■ Kutipan
+++
Mimpi kedua adalah mimpi yang sudah aku ceritakan sebelumnya lewat tulisan di blog ini dengan judul Mimpi Jadi Kenyataan. Silahkan klik judul tersebut untuk membaca ceritanya.

Mimpi ketiga, adalah saat aku kuliah di the University of Arizona at Tucson. Aku mimpi bertemu Rasulullah, manusia agung yang kehadirannya sekedar lewat mimpi ditunggu-tunggu dengan penuh harap oleh jutaan muslim di seluruh dunia. Ya, believe it nor not, aku bermimpi melihat junjungan kaum muslimin itu.

Ceritanya, dalam mimpi itu aku sedang bermain bola di tengah lapangan yang sangat luas. Lapangan itu berada di tengah gedung-gedung bertingkat. Saat bola melambung mendekatiku dan aku hendak menendang, kudengar adzan dhuhur, lalu sebuah tangan menangkap bola itu sebelum aku sempat menendangnya. Aku langsung menengadah, kulihat orang tersebut. Subhanallah, dia Rasulullah saw. Itulah yang aku yakini dalam mimpi itu.

Dengan lembut manusia yang penuh kemuliaan itu menyeru, "Berhentilah bermain bola, segera kerjakan shalat." Setengah tidak percaya aku sedang bertemu Rasulullah, aku berusaha melihat wajahnya dari jarak yang sangat dekat. Ketika jarak sudah sangat dekat aku terbangun.

Itulah 3 mimpi yang rasanya akan sulit hilang dari memoriku.

Sunday, June 15, 2008

Ingat Masa Lalu

Dua hari terakhir ini, aku terus-menerus teringat pada masa lalu. Aku teringat pada nenek, pakde dan bude, yang seluruhnya sudah meninggalkan dunia yang fana ini. Ketika kondisi fisik sedang menurun, perasaanku memang seperti ini: menjadi sangat sensitif.

Sabtu pagi aku bermimpi melihat kecelakaan, dua bus tabrakan, dan aku melihat dengan jelas para korban serta kondisi busnya yang rusak parah. Langsung saja saya menafsirkan, apakah saya akan mendapat kecelakaan di jalan hari ini? Kebetulan, Sabtu siang agendanya adalah jalan-jalan ke puncak. Raisa sudah lama mengajak jalan-jalan ke Gunung Mas di kawasan puncak untuk naik kuda di tengah kebun teh.
+++
■ Daftar Dataset

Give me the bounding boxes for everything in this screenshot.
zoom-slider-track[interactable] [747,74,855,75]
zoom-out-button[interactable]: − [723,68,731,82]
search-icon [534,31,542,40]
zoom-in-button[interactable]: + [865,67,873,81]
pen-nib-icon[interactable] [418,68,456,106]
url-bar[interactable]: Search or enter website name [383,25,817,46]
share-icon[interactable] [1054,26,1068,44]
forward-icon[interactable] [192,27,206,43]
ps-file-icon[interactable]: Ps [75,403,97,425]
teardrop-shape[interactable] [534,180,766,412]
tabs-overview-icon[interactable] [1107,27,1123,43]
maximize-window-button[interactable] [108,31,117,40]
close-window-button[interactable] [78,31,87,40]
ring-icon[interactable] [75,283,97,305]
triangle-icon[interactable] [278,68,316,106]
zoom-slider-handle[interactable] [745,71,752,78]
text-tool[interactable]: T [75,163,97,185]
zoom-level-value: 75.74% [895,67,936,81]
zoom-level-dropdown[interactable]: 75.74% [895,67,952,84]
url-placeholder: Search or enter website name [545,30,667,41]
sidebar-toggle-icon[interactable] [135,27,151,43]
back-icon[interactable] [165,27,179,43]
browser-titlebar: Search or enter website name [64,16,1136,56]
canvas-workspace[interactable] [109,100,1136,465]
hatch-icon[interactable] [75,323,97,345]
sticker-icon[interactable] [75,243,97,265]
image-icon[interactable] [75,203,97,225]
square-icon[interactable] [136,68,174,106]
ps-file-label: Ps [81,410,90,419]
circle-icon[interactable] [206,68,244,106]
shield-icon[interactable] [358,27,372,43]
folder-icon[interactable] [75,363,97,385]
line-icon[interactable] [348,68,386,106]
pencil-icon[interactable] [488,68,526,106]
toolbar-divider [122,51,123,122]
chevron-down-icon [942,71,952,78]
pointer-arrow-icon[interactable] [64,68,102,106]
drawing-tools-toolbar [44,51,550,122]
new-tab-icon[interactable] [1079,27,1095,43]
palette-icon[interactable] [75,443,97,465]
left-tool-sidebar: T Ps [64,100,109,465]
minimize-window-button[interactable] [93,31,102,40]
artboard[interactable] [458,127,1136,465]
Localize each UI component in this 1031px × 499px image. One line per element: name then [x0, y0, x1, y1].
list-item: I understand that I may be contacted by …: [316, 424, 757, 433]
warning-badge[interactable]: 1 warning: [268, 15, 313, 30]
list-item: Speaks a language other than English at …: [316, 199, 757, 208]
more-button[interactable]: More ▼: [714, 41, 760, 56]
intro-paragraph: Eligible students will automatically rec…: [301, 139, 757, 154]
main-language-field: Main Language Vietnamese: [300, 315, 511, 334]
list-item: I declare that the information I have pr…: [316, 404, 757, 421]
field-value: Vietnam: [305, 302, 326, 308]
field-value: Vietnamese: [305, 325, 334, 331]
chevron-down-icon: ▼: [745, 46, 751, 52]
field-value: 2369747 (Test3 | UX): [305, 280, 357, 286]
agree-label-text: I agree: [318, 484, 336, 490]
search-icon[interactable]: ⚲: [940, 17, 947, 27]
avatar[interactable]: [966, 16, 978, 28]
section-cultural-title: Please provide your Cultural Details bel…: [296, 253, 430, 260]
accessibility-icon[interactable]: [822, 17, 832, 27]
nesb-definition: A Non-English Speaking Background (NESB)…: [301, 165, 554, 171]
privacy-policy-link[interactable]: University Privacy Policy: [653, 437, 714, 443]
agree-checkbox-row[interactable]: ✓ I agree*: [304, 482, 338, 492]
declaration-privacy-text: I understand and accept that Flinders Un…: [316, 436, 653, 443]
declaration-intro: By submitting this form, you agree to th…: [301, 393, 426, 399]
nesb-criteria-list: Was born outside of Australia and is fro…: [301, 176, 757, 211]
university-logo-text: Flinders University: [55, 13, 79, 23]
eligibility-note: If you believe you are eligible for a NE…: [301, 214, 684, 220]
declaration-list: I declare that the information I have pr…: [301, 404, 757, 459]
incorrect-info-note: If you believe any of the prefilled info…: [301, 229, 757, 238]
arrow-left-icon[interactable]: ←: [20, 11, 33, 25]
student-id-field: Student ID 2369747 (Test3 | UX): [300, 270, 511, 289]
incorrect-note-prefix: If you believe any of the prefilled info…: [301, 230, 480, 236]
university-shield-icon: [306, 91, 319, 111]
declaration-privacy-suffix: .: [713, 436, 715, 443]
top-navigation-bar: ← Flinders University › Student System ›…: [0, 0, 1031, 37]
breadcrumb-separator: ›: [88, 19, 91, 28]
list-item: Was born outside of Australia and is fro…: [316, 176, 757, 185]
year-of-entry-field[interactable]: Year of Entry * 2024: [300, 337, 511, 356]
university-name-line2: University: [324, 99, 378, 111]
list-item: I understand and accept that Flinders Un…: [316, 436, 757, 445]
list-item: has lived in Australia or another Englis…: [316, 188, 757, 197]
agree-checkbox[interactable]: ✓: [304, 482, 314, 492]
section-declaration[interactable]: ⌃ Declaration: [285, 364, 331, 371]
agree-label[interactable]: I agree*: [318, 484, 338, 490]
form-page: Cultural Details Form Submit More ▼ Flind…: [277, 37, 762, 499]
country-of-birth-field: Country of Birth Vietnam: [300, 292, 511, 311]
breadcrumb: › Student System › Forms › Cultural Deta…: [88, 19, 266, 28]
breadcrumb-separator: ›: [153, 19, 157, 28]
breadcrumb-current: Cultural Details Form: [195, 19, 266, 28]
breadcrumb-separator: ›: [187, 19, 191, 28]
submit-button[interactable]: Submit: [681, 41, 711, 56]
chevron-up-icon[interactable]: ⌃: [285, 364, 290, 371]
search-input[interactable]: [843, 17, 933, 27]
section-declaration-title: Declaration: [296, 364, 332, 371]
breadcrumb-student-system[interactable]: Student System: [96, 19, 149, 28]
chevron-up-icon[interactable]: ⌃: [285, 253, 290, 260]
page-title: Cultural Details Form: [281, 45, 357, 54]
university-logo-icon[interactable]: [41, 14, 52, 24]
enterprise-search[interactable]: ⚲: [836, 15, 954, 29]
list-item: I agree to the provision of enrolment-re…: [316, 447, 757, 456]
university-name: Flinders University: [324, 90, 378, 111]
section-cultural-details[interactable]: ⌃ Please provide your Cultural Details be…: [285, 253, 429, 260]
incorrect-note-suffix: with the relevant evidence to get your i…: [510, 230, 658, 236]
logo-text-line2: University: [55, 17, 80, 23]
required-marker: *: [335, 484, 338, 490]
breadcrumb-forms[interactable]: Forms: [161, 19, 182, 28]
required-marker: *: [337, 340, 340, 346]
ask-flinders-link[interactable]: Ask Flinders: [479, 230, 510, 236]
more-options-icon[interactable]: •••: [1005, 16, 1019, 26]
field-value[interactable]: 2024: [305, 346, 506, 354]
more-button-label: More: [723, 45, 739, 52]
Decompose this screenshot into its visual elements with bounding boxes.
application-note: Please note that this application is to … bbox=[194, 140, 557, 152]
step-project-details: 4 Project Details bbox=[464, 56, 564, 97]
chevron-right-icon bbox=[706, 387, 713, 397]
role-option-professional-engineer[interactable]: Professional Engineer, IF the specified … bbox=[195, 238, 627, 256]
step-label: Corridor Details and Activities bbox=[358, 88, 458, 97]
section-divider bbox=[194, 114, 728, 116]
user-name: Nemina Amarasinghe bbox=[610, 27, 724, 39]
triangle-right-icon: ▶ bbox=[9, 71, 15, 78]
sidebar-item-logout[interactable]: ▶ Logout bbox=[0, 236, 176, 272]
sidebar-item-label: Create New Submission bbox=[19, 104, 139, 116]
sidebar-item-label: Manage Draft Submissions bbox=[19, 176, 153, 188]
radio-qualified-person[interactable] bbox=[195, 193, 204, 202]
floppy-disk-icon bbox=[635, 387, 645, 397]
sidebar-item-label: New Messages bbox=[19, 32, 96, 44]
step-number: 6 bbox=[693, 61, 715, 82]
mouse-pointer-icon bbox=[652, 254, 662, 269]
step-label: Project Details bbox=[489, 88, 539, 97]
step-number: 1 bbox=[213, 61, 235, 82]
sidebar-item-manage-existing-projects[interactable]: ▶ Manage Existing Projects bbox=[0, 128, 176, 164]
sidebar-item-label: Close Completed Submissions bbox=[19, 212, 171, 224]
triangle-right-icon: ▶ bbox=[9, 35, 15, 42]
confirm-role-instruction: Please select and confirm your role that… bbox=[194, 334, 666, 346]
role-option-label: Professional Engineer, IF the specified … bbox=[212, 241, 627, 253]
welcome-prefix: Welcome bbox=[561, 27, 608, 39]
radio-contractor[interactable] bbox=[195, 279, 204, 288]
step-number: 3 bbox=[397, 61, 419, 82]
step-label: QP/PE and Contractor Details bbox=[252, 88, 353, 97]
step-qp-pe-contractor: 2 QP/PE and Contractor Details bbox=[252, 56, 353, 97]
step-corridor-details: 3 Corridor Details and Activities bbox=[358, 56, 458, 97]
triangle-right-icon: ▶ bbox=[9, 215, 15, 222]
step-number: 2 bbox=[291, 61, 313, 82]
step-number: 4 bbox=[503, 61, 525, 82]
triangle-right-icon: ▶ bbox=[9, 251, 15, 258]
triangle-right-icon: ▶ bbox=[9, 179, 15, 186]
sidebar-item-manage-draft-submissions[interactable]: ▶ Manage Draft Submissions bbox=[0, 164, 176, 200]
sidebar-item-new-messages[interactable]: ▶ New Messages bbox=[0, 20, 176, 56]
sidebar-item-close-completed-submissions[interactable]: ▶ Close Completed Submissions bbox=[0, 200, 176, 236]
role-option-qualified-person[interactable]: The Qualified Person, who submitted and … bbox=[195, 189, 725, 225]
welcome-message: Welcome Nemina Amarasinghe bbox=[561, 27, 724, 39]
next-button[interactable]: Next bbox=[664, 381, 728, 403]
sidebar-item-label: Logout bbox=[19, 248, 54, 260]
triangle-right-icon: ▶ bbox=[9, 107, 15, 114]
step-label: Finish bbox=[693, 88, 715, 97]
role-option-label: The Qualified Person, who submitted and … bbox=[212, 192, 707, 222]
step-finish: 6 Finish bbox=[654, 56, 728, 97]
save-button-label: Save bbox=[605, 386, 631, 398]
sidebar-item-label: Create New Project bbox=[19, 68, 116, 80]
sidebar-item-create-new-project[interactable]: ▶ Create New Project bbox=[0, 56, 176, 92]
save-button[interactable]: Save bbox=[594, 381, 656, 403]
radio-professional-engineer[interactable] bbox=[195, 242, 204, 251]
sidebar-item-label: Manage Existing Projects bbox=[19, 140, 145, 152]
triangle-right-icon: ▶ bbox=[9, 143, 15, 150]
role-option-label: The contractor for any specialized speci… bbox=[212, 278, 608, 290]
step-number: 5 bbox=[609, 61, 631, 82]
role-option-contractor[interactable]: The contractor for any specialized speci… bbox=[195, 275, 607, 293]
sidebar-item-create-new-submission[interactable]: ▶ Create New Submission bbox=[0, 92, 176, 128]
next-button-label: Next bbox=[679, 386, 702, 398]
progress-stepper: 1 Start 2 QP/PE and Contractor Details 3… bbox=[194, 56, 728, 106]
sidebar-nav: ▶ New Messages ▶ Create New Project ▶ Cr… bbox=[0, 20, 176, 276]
+++
■ Tugas Anda
(1) Ubah bagian kutipan yang diawali kata-kata "Sabtu pagi aku" sampai setelah "tengah kebun teh.", dengan mengganti "naik kuda" menjadi "menunggang kuda".
(2) Menurut kutipan, apa tujuan seruan agar pencerita berhenti bermain bola dalam mimpi ketiga?
Gunakan hanya kutipan tentang mimpi itu sebagai acuan, bukan daftar.

■ Kunci Jawaban
(1)
Sabtu pagi aku bermimpi melihat kecelakaan, dua bus tabrakan, dan aku melihat dengan jelas para korban serta kondisi busnya yang rusak parah. Langsung saja saya menafsirkan, apakah saya akan mendapat kecelakaan di jalan hari ini? Kebetulan, Sabtu siang agendanya adalah jalan-jalan ke puncak. Raisa sudah lama mengajak jalan-jalan ke Gunung Mas di kawasan puncak untuk menunggang kuda di tengah kebun teh.

(2) Tujuannya agar pencerita segera mengerjakan shalat: "Berhentilah bermain bola, segera kerjakan shalat." Seruan itu datang tepat setelah adzan dhuhur terdengar dan bola ditangkap sebelum sempat ditendang.